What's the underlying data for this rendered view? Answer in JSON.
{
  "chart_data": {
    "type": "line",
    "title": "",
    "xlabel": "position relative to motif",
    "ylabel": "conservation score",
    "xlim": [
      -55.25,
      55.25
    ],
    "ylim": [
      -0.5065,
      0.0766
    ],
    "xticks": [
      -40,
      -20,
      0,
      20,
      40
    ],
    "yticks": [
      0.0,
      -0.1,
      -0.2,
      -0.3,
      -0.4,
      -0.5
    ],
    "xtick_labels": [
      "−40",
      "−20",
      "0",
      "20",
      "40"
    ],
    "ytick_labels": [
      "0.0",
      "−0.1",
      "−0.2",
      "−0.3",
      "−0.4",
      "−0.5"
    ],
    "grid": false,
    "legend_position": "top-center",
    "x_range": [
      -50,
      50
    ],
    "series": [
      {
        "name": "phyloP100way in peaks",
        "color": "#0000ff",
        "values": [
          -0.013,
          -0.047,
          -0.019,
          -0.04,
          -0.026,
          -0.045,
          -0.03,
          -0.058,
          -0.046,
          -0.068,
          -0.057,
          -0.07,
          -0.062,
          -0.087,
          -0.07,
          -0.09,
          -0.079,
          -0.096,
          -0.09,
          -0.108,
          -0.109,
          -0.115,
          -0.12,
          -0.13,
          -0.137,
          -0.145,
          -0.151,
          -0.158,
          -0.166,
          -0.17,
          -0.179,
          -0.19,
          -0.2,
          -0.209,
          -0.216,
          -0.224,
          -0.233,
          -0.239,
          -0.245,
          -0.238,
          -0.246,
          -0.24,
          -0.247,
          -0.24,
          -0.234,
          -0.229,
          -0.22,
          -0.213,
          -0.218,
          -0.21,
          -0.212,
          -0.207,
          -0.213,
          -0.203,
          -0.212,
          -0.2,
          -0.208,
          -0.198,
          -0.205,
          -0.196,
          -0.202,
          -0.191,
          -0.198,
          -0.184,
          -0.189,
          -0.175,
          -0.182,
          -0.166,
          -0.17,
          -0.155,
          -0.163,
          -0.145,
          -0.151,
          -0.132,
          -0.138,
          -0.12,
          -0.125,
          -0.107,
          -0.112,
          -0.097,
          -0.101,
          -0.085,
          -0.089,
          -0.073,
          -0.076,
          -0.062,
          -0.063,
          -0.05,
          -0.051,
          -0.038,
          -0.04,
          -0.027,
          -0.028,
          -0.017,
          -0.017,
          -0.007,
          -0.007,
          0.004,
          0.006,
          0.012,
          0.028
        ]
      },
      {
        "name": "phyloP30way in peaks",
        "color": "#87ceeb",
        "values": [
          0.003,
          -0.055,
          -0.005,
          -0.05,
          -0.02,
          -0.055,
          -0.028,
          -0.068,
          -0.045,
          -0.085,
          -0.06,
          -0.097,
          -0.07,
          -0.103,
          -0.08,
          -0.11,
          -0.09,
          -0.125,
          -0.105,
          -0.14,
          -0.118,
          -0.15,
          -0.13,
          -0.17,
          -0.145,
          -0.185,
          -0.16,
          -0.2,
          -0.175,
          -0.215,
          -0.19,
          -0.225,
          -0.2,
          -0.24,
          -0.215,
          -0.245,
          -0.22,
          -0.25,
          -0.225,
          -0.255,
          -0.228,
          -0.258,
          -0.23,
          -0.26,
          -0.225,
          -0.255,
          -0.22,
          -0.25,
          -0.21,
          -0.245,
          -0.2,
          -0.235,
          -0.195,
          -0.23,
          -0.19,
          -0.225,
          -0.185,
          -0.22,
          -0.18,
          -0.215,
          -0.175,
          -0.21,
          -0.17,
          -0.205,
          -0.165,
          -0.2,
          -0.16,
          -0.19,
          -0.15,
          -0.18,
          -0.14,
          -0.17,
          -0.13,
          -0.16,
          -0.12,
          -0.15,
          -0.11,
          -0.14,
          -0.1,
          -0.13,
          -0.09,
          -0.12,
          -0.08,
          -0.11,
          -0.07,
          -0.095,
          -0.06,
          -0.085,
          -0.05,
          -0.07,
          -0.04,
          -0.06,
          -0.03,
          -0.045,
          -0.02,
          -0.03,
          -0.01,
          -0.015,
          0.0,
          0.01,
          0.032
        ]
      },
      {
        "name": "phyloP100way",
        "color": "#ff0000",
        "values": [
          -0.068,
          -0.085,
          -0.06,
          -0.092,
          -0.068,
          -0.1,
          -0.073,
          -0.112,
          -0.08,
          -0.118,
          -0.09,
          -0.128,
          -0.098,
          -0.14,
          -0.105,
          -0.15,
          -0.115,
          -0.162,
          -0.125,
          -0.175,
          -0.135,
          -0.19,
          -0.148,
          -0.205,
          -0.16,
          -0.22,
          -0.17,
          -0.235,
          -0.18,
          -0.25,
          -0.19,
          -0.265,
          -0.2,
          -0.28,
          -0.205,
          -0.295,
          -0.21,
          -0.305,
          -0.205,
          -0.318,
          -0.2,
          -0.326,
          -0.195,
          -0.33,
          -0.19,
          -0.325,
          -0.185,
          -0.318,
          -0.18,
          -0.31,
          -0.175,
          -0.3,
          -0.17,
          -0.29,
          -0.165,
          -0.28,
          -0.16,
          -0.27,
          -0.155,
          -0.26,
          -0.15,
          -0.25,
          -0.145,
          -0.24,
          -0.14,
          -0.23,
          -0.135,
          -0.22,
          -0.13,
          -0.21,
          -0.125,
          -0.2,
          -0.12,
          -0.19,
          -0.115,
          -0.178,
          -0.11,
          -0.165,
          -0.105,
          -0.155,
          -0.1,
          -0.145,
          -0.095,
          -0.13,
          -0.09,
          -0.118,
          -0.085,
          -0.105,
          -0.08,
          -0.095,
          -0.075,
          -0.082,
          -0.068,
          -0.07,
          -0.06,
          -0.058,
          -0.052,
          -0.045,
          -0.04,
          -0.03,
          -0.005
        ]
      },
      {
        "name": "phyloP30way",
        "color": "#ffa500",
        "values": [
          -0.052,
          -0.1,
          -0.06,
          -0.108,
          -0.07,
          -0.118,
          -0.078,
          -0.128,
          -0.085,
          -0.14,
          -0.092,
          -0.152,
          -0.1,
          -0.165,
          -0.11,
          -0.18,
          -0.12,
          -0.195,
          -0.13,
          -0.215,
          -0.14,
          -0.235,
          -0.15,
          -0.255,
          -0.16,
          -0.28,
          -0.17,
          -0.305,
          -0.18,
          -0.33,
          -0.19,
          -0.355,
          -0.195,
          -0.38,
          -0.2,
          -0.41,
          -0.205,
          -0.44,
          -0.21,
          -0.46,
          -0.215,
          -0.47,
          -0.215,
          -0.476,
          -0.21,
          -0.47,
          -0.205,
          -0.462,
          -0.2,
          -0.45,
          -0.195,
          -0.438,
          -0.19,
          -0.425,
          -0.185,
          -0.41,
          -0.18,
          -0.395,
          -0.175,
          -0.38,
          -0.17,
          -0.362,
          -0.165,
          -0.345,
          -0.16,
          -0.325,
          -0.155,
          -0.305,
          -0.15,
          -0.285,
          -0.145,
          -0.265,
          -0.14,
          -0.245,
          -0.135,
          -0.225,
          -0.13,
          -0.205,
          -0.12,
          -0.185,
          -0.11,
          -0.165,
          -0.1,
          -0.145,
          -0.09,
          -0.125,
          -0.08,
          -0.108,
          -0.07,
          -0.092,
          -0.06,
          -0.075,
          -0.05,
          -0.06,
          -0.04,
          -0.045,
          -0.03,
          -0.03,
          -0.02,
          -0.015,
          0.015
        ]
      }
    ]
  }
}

※

DIRECTIONS => Pull out every line above that holds the word "peaks".

EXPECTED OUTPUT =>
        "name": "phyloP100way in peaks",
        "name": "phyloP30way in peaks",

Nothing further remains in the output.